» **WHAT THE EXERCISE ASKS**:
Note each line that includes the word "marker". Copy those lines.

» **Dataset entries on figures**:
+ + + +
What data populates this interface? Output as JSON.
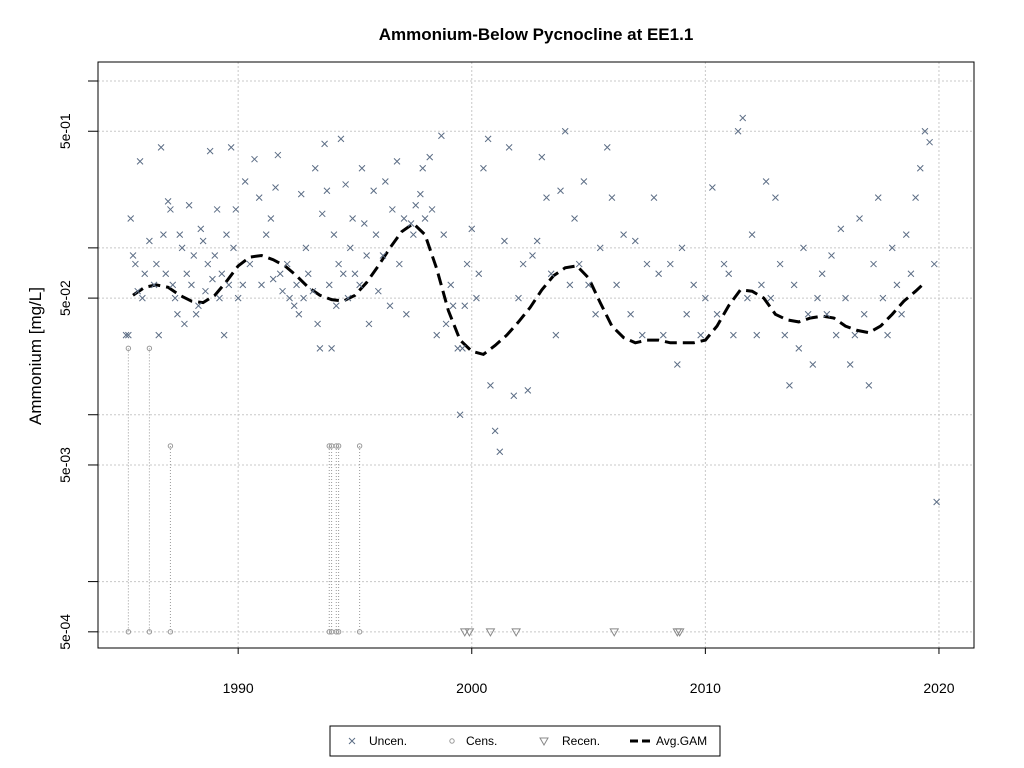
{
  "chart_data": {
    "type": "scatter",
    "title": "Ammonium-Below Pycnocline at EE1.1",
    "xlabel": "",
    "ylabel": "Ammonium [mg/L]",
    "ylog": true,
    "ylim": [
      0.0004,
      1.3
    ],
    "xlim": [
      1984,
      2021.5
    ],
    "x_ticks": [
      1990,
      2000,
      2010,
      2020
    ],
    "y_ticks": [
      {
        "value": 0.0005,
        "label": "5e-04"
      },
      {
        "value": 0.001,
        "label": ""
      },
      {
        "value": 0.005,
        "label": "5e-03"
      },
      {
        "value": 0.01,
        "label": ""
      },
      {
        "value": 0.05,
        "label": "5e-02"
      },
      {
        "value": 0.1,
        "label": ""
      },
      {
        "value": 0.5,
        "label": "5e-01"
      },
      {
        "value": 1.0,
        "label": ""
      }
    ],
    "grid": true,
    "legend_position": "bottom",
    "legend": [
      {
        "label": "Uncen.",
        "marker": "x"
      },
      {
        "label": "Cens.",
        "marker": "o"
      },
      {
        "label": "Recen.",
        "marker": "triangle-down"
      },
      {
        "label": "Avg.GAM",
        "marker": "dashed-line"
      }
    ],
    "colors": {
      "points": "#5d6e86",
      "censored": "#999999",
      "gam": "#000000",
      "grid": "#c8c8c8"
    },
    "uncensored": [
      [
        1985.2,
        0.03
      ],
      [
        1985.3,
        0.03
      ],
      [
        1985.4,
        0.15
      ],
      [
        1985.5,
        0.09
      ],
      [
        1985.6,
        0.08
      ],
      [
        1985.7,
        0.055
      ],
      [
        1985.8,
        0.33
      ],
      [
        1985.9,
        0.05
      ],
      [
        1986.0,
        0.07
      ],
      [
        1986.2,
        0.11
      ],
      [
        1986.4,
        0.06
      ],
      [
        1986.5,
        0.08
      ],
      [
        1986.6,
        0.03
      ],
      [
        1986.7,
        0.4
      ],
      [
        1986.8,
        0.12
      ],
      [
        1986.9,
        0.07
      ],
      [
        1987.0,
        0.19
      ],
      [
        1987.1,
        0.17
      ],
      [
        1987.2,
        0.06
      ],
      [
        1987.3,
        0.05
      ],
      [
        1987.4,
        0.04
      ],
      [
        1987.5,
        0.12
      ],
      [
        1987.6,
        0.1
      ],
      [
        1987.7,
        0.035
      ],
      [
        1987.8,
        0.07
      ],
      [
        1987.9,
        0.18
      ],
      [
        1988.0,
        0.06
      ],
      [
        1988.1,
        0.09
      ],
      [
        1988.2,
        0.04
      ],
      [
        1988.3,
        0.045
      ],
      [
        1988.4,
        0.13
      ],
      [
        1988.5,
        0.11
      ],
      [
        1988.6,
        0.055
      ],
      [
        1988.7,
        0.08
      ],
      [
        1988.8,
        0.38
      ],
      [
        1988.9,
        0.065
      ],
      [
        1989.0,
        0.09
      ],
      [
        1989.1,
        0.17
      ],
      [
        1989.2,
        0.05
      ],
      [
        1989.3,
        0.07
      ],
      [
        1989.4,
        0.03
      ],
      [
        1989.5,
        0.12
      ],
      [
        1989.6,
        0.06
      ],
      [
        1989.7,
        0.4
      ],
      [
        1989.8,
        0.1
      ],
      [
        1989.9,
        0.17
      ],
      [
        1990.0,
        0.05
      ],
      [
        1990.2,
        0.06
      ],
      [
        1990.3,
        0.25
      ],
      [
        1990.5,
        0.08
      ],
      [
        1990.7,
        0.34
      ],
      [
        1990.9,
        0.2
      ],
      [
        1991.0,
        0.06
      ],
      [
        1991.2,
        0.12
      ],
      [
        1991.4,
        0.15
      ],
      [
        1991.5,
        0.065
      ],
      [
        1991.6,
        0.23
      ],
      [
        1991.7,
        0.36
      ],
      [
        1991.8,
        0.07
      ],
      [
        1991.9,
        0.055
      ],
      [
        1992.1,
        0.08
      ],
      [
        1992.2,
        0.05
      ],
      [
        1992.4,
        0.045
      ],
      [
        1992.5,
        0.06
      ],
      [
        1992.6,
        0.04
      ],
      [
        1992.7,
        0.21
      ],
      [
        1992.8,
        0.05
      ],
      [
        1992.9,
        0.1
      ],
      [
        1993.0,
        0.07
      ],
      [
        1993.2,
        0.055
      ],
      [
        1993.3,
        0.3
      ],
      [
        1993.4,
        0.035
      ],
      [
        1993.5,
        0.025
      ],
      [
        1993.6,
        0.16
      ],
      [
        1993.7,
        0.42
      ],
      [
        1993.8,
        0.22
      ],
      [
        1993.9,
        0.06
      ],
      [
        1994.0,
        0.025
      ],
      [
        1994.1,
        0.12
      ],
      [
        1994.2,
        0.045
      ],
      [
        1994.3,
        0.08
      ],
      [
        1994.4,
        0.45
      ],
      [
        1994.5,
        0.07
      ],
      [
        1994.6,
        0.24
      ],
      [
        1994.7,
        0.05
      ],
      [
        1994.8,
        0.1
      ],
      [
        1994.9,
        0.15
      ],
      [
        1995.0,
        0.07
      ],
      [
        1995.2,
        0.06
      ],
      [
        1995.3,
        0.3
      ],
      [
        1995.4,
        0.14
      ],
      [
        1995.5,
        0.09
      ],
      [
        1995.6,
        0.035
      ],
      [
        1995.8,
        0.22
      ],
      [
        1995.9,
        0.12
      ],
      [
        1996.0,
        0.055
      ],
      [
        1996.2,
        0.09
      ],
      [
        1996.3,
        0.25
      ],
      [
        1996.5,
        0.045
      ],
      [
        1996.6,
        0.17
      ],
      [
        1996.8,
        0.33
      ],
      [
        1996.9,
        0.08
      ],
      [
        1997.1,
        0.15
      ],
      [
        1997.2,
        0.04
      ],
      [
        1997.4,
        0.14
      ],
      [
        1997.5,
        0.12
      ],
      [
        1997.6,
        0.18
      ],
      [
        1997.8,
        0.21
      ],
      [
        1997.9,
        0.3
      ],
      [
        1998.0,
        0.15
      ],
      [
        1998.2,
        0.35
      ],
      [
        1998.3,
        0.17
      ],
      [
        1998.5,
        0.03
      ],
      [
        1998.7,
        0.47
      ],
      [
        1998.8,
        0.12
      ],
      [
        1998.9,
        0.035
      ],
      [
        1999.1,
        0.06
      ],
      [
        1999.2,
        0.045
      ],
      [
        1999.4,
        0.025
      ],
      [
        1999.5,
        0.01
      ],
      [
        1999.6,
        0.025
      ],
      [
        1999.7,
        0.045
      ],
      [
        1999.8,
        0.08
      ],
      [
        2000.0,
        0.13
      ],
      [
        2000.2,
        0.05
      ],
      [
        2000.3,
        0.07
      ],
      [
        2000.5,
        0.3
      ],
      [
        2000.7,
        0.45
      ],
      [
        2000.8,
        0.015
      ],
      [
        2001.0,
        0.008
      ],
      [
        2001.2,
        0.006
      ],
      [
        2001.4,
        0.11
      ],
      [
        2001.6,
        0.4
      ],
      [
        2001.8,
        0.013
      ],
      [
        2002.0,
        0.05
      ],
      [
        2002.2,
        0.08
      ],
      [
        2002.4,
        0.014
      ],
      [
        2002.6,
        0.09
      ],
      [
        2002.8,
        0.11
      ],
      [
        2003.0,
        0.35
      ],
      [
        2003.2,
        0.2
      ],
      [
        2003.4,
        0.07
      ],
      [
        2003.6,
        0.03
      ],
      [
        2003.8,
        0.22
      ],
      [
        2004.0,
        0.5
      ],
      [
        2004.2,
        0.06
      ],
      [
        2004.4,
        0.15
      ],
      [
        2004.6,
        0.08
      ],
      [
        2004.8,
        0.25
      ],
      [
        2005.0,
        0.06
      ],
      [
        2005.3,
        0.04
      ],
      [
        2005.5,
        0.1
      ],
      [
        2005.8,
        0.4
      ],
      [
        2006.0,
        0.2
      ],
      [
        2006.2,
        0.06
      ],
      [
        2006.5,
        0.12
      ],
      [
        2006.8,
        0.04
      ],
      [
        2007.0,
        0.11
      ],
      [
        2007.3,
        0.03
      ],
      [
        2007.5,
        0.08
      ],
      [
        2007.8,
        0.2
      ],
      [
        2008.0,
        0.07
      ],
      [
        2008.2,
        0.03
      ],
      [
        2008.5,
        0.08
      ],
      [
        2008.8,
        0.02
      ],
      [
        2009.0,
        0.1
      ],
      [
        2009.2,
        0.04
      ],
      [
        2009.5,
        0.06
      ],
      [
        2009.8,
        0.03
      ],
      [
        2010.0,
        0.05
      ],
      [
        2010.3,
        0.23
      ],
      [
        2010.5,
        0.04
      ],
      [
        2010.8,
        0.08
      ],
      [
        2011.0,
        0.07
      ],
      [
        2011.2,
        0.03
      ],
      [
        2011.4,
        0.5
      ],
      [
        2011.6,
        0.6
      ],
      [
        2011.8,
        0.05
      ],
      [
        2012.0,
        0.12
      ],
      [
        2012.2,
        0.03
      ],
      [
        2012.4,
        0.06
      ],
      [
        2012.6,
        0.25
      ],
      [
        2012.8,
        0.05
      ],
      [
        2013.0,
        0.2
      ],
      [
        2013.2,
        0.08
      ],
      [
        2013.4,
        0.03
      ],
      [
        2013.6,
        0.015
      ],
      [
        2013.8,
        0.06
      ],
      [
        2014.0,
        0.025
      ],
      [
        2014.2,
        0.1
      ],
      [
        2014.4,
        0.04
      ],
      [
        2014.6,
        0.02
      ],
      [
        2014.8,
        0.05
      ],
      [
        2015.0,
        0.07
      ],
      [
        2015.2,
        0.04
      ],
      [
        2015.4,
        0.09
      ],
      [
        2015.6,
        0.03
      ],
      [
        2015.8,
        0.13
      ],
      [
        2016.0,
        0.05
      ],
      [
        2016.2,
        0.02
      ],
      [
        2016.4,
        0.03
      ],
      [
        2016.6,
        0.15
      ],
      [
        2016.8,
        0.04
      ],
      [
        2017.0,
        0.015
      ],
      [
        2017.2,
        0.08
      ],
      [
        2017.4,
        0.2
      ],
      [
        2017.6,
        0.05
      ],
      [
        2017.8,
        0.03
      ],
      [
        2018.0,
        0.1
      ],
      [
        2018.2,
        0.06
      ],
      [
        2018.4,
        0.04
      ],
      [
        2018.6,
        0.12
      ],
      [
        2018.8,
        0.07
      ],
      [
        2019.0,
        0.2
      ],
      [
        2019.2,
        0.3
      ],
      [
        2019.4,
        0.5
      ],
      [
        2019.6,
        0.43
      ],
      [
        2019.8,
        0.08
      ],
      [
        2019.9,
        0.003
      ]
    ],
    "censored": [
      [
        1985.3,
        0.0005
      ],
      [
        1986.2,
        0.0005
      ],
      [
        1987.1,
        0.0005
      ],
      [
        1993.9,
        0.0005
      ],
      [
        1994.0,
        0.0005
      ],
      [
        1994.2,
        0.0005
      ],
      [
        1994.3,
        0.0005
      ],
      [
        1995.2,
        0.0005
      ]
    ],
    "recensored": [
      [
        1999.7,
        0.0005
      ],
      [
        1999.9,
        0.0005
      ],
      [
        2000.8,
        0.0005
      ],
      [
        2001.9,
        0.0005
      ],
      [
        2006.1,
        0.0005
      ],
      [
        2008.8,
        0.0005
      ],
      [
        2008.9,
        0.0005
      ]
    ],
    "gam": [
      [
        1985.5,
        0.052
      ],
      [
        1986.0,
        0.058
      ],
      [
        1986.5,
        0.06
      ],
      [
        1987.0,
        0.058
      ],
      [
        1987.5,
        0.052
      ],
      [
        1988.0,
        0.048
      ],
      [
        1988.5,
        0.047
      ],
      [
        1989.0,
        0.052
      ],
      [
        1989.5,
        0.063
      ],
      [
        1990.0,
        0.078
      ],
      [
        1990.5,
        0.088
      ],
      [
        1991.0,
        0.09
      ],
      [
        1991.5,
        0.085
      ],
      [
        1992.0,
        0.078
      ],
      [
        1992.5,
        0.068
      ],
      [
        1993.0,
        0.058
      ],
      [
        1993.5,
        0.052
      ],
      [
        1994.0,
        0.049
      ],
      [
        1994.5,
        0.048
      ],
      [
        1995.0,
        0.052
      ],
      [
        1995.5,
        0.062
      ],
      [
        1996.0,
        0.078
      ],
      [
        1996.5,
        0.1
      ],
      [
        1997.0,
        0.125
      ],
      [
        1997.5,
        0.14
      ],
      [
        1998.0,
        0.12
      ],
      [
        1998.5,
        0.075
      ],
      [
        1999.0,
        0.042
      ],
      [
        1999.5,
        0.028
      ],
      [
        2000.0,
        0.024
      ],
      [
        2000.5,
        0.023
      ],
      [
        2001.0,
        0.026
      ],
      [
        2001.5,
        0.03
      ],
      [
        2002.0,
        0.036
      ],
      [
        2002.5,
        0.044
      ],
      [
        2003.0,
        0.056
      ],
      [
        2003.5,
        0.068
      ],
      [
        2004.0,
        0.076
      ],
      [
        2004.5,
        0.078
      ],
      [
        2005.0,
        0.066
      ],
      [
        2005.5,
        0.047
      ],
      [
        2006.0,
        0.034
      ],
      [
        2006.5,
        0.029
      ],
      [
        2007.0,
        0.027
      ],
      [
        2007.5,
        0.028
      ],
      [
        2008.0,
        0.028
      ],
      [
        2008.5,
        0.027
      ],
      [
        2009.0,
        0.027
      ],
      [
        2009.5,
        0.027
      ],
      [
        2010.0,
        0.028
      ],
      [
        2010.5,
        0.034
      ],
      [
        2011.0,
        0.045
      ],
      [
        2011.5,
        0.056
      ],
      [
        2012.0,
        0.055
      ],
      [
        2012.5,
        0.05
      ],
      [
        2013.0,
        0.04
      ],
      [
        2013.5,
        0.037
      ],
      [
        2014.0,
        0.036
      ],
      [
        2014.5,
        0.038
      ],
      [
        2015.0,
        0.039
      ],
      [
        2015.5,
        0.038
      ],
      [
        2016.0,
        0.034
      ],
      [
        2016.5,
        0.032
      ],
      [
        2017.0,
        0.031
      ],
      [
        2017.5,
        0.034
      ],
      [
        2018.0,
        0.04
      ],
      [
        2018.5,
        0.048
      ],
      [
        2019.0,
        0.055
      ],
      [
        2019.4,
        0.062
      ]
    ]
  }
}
+ + + +
» **EXERCISE RESULT**:
        "marker": "x"
        "marker": "o"
        "marker": "triangle-down"
        "marker": "dashed-line"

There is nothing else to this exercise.